═══ RAW RECORDS ═══
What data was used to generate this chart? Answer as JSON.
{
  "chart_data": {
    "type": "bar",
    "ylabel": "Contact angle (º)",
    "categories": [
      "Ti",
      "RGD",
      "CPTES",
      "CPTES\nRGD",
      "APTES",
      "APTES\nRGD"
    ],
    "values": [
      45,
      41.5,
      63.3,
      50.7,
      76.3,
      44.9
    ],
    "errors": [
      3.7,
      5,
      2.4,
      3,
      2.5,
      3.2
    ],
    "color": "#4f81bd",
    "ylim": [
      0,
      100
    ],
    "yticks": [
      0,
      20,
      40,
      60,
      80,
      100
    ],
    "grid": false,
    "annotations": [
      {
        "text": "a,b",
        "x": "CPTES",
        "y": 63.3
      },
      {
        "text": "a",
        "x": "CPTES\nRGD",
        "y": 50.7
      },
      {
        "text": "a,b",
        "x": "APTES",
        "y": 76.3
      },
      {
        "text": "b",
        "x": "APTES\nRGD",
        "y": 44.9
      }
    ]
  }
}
═══
[YOUR GOAL] Copy every line in the records above that contains the word "APTES".

[SOLUTION]
      "APTES",
      "APTES\nRGD"
        "x": "APTES",
        "x": "APTES\nRGD",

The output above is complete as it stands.